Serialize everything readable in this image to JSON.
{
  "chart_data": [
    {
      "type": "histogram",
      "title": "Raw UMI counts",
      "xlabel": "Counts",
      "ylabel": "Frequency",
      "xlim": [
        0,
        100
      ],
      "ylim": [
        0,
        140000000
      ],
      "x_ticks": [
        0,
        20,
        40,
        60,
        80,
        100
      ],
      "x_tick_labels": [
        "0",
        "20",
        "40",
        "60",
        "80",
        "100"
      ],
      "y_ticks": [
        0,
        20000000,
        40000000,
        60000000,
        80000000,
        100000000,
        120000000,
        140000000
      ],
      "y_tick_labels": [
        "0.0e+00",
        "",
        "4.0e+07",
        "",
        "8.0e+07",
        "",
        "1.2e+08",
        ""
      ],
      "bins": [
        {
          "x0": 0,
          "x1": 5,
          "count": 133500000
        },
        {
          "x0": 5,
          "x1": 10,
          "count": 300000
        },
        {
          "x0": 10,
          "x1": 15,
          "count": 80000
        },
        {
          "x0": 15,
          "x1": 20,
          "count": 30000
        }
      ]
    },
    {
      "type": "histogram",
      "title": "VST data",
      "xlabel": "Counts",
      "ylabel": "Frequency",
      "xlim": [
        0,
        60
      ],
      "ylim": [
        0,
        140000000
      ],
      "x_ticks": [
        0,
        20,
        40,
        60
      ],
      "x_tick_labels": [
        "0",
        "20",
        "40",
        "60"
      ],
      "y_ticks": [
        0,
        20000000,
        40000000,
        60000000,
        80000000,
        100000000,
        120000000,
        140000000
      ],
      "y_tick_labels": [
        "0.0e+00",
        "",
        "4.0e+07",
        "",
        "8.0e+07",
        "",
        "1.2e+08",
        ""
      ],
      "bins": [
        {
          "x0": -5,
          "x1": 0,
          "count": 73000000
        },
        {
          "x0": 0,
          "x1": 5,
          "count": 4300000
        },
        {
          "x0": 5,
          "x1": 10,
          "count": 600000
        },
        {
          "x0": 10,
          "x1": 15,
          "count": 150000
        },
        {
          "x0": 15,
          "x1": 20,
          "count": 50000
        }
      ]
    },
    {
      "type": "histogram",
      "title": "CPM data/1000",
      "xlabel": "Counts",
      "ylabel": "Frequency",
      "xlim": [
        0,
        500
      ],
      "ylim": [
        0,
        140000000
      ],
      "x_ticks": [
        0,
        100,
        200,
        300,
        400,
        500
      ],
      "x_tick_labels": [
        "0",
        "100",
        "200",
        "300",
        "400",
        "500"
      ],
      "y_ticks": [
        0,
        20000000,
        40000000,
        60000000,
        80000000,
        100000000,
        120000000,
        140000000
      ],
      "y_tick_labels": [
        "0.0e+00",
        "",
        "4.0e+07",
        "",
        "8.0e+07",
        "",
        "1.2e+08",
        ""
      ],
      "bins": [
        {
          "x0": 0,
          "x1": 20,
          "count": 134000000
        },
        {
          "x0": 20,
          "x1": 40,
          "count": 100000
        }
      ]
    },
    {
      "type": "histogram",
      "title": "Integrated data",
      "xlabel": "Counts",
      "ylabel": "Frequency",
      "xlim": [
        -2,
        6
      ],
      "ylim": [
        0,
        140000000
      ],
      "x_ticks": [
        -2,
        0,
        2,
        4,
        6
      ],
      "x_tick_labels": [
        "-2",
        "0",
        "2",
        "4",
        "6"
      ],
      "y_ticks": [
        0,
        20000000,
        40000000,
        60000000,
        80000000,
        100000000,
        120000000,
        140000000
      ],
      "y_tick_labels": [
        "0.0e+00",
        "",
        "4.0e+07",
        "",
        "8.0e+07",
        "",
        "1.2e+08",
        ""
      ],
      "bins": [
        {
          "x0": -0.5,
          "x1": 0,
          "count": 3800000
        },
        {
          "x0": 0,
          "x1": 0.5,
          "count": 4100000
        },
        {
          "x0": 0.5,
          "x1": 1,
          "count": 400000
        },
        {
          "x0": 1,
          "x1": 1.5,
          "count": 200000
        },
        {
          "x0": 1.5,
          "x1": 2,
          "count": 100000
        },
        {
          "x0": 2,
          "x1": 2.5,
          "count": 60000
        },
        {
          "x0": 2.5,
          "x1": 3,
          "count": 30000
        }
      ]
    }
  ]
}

■ ■ ■ ■ ■

Return the listing above word for word.

Serialize everything readable in this image to JSON.
{
  "chart_data": [
    {
      "type": "histogram",
      "title": "Raw UMI counts",
      "xlabel": "Counts",
      "ylabel": "Frequency",
      "xlim": [
        0,
        100
      ],
      "ylim": [
        0,
        140000000
      ],
      "x_ticks": [
        0,
        20,
        40,
        60,
        80,
        100
      ],
      "x_tick_labels": [
        "0",
        "20",
        "40",
        "60",
        "80",
        "100"
      ],
      "y_ticks": [
        0,
        20000000,
        40000000,
        60000000,
        80000000,
        100000000,
        120000000,
        140000000
      ],
      "y_tick_labels": [
        "0.0e+00",
        "",
        "4.0e+07",
        "",
        "8.0e+07",
        "",
        "1.2e+08",
        ""
      ],
      "bins": [
        {
          "x0": 0,
          "x1": 5,
          "count": 133500000
        },
        {
          "x0": 5,
          "x1": 10,
          "count": 300000
        },
        {
          "x0": 10,
          "x1": 15,
          "count": 80000
        },
        {
          "x0": 15,
          "x1": 20,
          "count": 30000
        }
      ]
    },
    {
      "type": "histogram",
      "title": "VST data",
      "xlabel": "Counts",
      "ylabel": "Frequency",
      "xlim": [
        0,
        60
      ],
      "ylim": [
        0,
        140000000
      ],
      "x_ticks": [
        0,
        20,
        40,
        60
      ],
      "x_tick_labels": [
        "0",
        "20",
        "40",
        "60"
      ],
      "y_ticks": [
        0,
        20000000,
        40000000,
        60000000,
        80000000,
        100000000,
        120000000,
        140000000
      ],
      "y_tick_labels": [
        "0.0e+00",
        "",
        "4.0e+07",
        "",
        "8.0e+07",
        "",
        "1.2e+08",
        ""
      ],
      "bins": [
        {
          "x0": -5,
          "x1": 0,
          "count": 73000000
        },
        {
          "x0": 0,
          "x1": 5,
          "count": 4300000
        },
        {
          "x0": 5,
          "x1": 10,
          "count": 600000
        },
        {
          "x0": 10,
          "x1": 15,
          "count": 150000
        },
        {
          "x0": 15,
          "x1": 20,
          "count": 50000
        }
      ]
    },
    {
      "type": "histogram",
      "title": "CPM data/1000",
      "xlabel": "Counts",
      "ylabel": "Frequency",
      "xlim": [
        0,
        500
      ],
      "ylim": [
        0,
        140000000
      ],
      "x_ticks": [
        0,
        100,
        200,
        300,
        400,
        500
      ],
      "x_tick_labels": [
        "0",
        "100",
        "200",
        "300",
        "400",
        "500"
      ],
      "y_ticks": [
        0,
        20000000,
        40000000,
        60000000,
        80000000,
        100000000,
        120000000,
        140000000
      ],
      "y_tick_labels": [
        "0.0e+00",
        "",
        "4.0e+07",
        "",
        "8.0e+07",
        "",
        "1.2e+08",
        ""
      ],
      "bins": [
        {
          "x0": 0,
          "x1": 20,
          "count": 134000000
        },
        {
          "x0": 20,
          "x1": 40,
          "count": 100000
        }
      ]
    },
    {
      "type": "histogram",
      "title": "Integrated data",
      "xlabel": "Counts",
      "ylabel": "Frequency",
      "xlim": [
        -2,
        6
      ],
      "ylim": [
        0,
        140000000
      ],
      "x_ticks": [
        -2,
        0,
        2,
        4,
        6
      ],
      "x_tick_labels": [
        "-2",
        "0",
        "2",
        "4",
        "6"
      ],
      "y_ticks": [
        0,
        20000000,
        40000000,
        60000000,
        80000000,
        100000000,
        120000000,
        140000000
      ],
      "y_tick_labels": [
        "0.0e+00",
        "",
        "4.0e+07",
        "",
        "8.0e+07",
        "",
        "1.2e+08",
        ""
      ],
      "bins": [
        {
          "x0": -0.5,
          "x1": 0,
          "count": 3800000
        },
        {
          "x0": 0,
          "x1": 0.5,
          "count": 4100000
        },
        {
          "x0": 0.5,
          "x1": 1,
          "count": 400000
        },
        {
          "x0": 1,
          "x1": 1.5,
          "count": 200000
        },
        {
          "x0": 1.5,
          "x1": 2,
          "count": 100000
        },
        {
          "x0": 2,
          "x1": 2.5,
          "count": 60000
        },
        {
          "x0": 2.5,
          "x1": 3,
          "count": 30000
        }
      ]
    }
  ]
}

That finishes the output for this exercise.